Data extracted from a collection
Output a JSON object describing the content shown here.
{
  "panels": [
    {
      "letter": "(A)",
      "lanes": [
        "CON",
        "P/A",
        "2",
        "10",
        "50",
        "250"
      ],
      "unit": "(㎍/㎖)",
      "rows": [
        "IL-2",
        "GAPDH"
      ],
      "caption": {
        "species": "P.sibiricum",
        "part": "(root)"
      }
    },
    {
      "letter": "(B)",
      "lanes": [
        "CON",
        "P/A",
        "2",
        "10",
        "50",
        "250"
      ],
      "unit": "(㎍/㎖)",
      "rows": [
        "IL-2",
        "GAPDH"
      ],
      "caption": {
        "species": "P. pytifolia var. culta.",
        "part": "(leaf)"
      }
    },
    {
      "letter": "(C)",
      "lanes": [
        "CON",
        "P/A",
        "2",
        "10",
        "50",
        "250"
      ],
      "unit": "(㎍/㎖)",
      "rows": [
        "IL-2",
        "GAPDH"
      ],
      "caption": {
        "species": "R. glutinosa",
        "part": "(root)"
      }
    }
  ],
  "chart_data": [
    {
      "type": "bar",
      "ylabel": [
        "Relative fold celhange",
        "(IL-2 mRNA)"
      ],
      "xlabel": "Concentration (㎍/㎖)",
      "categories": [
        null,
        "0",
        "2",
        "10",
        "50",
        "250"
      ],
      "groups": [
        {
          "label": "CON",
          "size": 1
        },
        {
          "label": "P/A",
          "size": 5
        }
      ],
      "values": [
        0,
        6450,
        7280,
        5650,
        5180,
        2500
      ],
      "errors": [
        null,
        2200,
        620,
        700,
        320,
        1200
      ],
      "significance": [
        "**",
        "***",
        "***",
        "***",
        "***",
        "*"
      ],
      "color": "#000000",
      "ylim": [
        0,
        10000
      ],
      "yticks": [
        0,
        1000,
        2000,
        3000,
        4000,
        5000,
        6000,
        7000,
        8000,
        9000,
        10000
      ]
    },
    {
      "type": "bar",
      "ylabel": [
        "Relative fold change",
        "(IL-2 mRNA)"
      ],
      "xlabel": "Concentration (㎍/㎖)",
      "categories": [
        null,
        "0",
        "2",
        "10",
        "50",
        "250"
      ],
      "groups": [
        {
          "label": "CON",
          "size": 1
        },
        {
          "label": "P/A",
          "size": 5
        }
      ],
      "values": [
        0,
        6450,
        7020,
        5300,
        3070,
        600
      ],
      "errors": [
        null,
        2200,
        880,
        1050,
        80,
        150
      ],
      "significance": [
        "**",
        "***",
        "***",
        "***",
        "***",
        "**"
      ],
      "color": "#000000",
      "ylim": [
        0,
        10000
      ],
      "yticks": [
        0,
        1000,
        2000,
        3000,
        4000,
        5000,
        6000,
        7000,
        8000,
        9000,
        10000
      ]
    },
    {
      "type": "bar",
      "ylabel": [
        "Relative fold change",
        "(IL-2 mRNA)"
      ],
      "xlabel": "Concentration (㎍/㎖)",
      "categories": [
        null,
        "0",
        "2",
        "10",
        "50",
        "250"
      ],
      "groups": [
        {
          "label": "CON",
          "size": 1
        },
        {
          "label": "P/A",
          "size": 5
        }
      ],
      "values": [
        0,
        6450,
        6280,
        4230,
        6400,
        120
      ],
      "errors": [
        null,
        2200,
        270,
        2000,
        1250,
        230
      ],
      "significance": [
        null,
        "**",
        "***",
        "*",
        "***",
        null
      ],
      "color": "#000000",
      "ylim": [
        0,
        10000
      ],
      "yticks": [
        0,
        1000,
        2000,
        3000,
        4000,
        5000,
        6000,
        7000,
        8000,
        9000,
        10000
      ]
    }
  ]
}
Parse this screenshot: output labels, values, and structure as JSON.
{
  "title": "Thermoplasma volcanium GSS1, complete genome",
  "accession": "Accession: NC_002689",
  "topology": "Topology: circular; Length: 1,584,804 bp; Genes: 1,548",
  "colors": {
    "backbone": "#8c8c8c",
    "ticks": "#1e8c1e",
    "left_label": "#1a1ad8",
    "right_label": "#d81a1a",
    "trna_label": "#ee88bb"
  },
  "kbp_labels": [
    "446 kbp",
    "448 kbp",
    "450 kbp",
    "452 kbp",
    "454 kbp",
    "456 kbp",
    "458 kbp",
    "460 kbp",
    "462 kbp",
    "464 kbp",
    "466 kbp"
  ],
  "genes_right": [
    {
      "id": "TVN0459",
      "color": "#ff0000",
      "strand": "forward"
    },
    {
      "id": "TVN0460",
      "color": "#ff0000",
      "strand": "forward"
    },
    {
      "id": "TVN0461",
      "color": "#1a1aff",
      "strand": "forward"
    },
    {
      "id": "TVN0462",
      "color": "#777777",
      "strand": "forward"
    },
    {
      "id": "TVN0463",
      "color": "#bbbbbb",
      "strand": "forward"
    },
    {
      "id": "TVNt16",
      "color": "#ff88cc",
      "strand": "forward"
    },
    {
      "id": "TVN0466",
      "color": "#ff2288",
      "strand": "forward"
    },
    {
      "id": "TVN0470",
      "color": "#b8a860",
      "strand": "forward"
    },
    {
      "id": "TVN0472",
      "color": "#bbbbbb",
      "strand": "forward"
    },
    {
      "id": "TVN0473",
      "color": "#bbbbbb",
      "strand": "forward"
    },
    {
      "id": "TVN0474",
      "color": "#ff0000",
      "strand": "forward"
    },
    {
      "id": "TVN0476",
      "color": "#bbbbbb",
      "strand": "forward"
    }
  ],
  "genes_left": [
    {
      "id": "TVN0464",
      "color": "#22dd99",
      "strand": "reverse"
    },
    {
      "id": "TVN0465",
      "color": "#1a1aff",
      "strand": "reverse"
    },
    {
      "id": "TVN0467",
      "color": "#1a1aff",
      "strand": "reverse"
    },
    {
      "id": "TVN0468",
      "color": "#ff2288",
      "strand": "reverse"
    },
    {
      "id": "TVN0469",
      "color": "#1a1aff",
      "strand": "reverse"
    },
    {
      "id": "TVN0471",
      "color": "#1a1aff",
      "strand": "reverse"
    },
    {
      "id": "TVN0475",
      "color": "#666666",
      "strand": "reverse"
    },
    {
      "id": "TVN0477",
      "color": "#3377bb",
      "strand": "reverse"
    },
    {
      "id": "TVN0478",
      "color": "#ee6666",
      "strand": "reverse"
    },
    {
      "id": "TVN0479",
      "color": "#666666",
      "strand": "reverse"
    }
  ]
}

* **Task statement**:
The records above need to be transcribed in full. Keep every character unchanged.

* **Exercise response**:
Output a JSON object describing the content shown here.
{
  "panels": [
    {
      "letter": "(A)",
      "lanes": [
        "CON",
        "P/A",
        "2",
        "10",
        "50",
        "250"
      ],
      "unit": "(㎍/㎖)",
      "rows": [
        "IL-2",
        "GAPDH"
      ],
      "caption": {
        "species": "P.sibiricum",
        "part": "(root)"
      }
    },
    {
      "letter": "(B)",
      "lanes": [
        "CON",
        "P/A",
        "2",
        "10",
        "50",
        "250"
      ],
      "unit": "(㎍/㎖)",
      "rows": [
        "IL-2",
        "GAPDH"
      ],
      "caption": {
        "species": "P. pytifolia var. culta.",
        "part": "(leaf)"
      }
    },
    {
      "letter": "(C)",
      "lanes": [
        "CON",
        "P/A",
        "2",
        "10",
        "50",
        "250"
      ],
      "unit": "(㎍/㎖)",
      "rows": [
        "IL-2",
        "GAPDH"
      ],
      "caption": {
        "species": "R. glutinosa",
        "part": "(root)"
      }
    }
  ],
  "chart_data": [
    {
      "type": "bar",
      "ylabel": [
        "Relative fold celhange",
        "(IL-2 mRNA)"
      ],
      "xlabel": "Concentration (㎍/㎖)",
      "categories": [
        null,
        "0",
        "2",
        "10",
        "50",
        "250"
      ],
      "groups": [
        {
          "label": "CON",
          "size": 1
        },
        {
          "label": "P/A",
          "size": 5
        }
      ],
      "values": [
        0,
        6450,
        7280,
        5650,
        5180,
        2500
      ],
      "errors": [
        null,
        2200,
        620,
        700,
        320,
        1200
      ],
      "significance": [
        "**",
        "***",
        "***",
        "***",
        "***",
        "*"
      ],
      "color": "#000000",
      "ylim": [
        0,
        10000
      ],
      "yticks": [
        0,
        1000,
        2000,
        3000,
        4000,
        5000,
        6000,
        7000,
        8000,
        9000,
        10000
      ]
    },
    {
      "type": "bar",
      "ylabel": [
        "Relative fold change",
        "(IL-2 mRNA)"
      ],
      "xlabel": "Concentration (㎍/㎖)",
      "categories": [
        null,
        "0",
        "2",
        "10",
        "50",
        "250"
      ],
      "groups": [
        {
          "label": "CON",
          "size": 1
        },
        {
          "label": "P/A",
          "size": 5
        }
      ],
      "values": [
        0,
        6450,
        7020,
        5300,
        3070,
        600
      ],
      "errors": [
        null,
        2200,
        880,
        1050,
        80,
        150
      ],
      "significance": [
        "**",
        "***",
        "***",
        "***",
        "***",
        "**"
      ],
      "color": "#000000",
      "ylim": [
        0,
        10000
      ],
      "yticks": [
        0,
        1000,
        2000,
        3000,
        4000,
        5000,
        6000,
        7000,
        8000,
        9000,
        10000
      ]
    },
    {
      "type": "bar",
      "ylabel": [
        "Relative fold change",
        "(IL-2 mRNA)"
      ],
      "xlabel": "Concentration (㎍/㎖)",
      "categories": [
        null,
        "0",
        "2",
        "10",
        "50",
        "250"
      ],
      "groups": [
        {
          "label": "CON",
          "size": 1
        },
        {
          "label": "P/A",
          "size": 5
        }
      ],
      "values": [
        0,
        6450,
        6280,
        4230,
        6400,
        120
      ],
      "errors": [
        null,
        2200,
        270,
        2000,
        1250,
        230
      ],
      "significance": [
        null,
        "**",
        "***",
        "*",
        "***",
        null
      ],
      "color": "#000000",
      "ylim": [
        0,
        10000
      ],
      "yticks": [
        0,
        1000,
        2000,
        3000,
        4000,
        5000,
        6000,
        7000,
        8000,
        9000,
        10000
      ]
    }
  ]
}
Parse this screenshot: output labels, values, and structure as JSON.
{
  "title": "Thermoplasma volcanium GSS1, complete genome",
  "accession": "Accession: NC_002689",
  "topology": "Topology: circular; Length: 1,584,804 bp; Genes: 1,548",
  "colors": {
    "backbone": "#8c8c8c",
    "ticks": "#1e8c1e",
    "left_label": "#1a1ad8",
    "right_label": "#d81a1a",
    "trna_label": "#ee88bb"
  },
  "kbp_labels": [
    "446 kbp",
    "448 kbp",
    "450 kbp",
    "452 kbp",
    "454 kbp",
    "456 kbp",
    "458 kbp",
    "460 kbp",
    "462 kbp",
    "464 kbp",
    "466 kbp"
  ],
  "genes_right": [
    {
      "id": "TVN0459",
      "color": "#ff0000",
      "strand": "forward"
    },
    {
      "id": "TVN0460",
      "color": "#ff0000",
      "strand": "forward"
    },
    {
      "id": "TVN0461",
      "color": "#1a1aff",
      "strand": "forward"
    },
    {
      "id": "TVN0462",
      "color": "#777777",
      "strand": "forward"
    },
    {
      "id": "TVN0463",
      "color": "#bbbbbb",
      "strand": "forward"
    },
    {
      "id": "TVNt16",
      "color": "#ff88cc",
      "strand": "forward"
    },
    {
      "id": "TVN0466",
      "color": "#ff2288",
      "strand": "forward"
    },
    {
      "id": "TVN0470",
      "color": "#b8a860",
      "strand": "forward"
    },
    {
      "id": "TVN0472",
      "color": "#bbbbbb",
      "strand": "forward"
    },
    {
      "id": "TVN0473",
      "color": "#bbbbbb",
      "strand": "forward"
    },
    {
      "id": "TVN0474",
      "color": "#ff0000",
      "strand": "forward"
    },
    {
      "id": "TVN0476",
      "color": "#bbbbbb",
      "strand": "forward"
    }
  ],
  "genes_left": [
    {
      "id": "TVN0464",
      "color": "#22dd99",
      "strand": "reverse"
    },
    {
      "id": "TVN0465",
      "color": "#1a1aff",
      "strand": "reverse"
    },
    {
      "id": "TVN0467",
      "color": "#1a1aff",
      "strand": "reverse"
    },
    {
      "id": "TVN0468",
      "color": "#ff2288",
      "strand": "reverse"
    },
    {
      "id": "TVN0469",
      "color": "#1a1aff",
      "strand": "reverse"
    },
    {
      "id": "TVN0471",
      "color": "#1a1aff",
      "strand": "reverse"
    },
    {
      "id": "TVN0475",
      "color": "#666666",
      "strand": "reverse"
    },
    {
      "id": "TVN0477",
      "color": "#3377bb",
      "strand": "reverse"
    },
    {
      "id": "TVN0478",
      "color": "#ee6666",
      "strand": "reverse"
    },
    {
      "id": "TVN0479",
      "color": "#666666",
      "strand": "reverse"
    }
  ]
}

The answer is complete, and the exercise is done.